-- start of Supplied data --
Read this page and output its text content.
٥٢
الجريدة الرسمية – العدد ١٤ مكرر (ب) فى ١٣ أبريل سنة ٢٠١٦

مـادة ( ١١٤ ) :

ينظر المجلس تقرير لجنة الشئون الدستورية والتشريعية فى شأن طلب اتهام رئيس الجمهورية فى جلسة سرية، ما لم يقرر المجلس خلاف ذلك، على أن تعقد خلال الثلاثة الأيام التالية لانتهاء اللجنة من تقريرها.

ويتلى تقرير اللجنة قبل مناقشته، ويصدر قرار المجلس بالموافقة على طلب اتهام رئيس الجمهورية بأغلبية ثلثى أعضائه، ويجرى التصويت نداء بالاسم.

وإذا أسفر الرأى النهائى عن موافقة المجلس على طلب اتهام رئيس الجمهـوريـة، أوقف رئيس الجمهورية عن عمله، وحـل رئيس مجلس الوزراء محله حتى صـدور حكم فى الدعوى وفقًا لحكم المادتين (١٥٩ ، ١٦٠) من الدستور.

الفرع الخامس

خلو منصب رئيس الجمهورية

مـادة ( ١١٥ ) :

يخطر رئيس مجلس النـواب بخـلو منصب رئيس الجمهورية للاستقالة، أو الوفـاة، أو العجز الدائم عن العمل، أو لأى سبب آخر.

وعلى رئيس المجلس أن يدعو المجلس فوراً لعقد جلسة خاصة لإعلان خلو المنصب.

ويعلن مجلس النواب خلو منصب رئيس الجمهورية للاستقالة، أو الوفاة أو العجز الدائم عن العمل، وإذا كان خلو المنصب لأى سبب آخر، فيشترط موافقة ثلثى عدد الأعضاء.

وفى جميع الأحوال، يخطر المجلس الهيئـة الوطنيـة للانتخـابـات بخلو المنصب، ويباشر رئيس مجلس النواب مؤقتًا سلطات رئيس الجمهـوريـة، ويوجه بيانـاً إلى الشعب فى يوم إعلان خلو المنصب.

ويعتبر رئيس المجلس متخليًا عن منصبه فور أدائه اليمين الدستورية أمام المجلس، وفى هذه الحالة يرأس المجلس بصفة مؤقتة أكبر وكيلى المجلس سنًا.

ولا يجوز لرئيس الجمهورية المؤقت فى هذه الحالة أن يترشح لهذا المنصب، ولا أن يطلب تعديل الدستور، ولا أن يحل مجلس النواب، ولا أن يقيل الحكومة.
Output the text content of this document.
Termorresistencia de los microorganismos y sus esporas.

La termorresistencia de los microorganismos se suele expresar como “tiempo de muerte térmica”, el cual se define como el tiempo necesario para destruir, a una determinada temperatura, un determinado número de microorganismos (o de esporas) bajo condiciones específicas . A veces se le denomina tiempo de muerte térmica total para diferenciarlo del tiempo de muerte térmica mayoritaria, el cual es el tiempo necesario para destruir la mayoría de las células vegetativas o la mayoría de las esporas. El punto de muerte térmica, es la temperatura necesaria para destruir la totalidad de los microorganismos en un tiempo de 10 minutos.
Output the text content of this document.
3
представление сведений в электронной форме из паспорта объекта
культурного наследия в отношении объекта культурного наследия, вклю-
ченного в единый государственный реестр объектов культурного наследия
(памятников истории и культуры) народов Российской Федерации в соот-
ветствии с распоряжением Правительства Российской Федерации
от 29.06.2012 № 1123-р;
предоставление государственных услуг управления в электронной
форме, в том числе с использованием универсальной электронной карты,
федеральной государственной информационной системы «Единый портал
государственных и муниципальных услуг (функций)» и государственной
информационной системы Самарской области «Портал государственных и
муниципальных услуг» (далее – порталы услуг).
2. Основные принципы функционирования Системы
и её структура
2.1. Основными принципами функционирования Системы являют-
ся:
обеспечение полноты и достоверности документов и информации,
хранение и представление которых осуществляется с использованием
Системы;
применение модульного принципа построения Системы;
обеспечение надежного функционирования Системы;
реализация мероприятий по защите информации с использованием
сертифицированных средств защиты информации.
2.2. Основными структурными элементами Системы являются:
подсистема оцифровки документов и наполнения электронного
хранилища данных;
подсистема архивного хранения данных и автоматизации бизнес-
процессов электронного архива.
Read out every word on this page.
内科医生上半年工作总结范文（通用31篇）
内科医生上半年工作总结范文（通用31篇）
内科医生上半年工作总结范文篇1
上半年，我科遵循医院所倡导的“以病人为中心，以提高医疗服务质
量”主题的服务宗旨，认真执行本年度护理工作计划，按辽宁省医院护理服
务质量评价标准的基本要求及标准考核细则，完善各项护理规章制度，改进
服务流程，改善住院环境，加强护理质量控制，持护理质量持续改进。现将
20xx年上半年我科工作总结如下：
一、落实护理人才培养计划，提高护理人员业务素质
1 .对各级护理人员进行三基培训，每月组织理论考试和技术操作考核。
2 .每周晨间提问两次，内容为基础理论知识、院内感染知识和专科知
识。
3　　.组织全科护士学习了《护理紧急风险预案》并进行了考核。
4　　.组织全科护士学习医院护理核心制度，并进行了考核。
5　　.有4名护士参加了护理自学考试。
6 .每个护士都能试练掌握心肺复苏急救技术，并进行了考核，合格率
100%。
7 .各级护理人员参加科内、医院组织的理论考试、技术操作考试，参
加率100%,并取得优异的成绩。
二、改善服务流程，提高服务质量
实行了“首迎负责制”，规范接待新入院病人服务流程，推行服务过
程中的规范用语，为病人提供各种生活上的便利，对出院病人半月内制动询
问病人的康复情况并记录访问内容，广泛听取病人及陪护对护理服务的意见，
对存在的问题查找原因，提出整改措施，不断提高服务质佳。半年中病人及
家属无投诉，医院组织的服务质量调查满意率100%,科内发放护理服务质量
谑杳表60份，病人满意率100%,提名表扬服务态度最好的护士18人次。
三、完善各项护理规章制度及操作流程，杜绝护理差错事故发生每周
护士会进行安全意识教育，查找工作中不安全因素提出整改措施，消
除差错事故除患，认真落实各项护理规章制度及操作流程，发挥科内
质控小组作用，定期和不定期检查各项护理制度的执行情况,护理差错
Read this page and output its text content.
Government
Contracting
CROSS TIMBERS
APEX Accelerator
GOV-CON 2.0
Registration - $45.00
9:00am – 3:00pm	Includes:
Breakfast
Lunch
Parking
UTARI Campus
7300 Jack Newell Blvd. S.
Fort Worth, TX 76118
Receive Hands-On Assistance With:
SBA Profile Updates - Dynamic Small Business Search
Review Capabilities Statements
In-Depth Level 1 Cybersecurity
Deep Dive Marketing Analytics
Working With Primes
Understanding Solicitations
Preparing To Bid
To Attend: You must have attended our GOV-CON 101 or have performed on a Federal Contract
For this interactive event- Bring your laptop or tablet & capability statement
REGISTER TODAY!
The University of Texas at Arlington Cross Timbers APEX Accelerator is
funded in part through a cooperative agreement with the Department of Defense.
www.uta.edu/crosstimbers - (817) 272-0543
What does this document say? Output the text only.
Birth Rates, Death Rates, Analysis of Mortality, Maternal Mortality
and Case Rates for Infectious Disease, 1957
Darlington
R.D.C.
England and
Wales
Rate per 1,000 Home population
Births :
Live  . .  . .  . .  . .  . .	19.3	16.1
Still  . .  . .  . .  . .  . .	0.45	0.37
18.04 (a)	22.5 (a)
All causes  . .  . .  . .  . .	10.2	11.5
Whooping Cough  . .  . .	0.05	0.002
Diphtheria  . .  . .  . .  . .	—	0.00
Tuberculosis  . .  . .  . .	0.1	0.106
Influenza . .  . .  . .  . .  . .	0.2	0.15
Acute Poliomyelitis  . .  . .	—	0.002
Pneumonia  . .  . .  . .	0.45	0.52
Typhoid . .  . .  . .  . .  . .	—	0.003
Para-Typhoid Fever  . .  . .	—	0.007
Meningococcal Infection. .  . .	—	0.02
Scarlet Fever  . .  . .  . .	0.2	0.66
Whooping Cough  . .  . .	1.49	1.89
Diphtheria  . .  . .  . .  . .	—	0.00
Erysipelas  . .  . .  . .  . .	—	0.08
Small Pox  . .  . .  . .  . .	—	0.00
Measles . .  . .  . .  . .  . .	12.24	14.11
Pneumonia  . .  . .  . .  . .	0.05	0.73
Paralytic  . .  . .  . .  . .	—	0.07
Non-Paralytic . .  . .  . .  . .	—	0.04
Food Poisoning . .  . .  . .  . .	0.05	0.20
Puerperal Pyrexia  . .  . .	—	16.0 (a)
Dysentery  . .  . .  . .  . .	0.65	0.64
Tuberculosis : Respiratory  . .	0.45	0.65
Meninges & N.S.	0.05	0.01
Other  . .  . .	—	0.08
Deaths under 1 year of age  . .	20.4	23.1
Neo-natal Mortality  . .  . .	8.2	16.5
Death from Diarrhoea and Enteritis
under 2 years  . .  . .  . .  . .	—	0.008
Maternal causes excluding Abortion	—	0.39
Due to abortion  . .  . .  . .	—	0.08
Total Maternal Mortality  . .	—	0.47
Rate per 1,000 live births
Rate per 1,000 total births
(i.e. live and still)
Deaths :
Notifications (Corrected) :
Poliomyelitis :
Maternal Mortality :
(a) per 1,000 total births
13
-- end of Supplied data --
> _Exercise instructions_
Only a number is wanted: how many lines contain the word "الدستورية"?

> _Response to this exercise_
2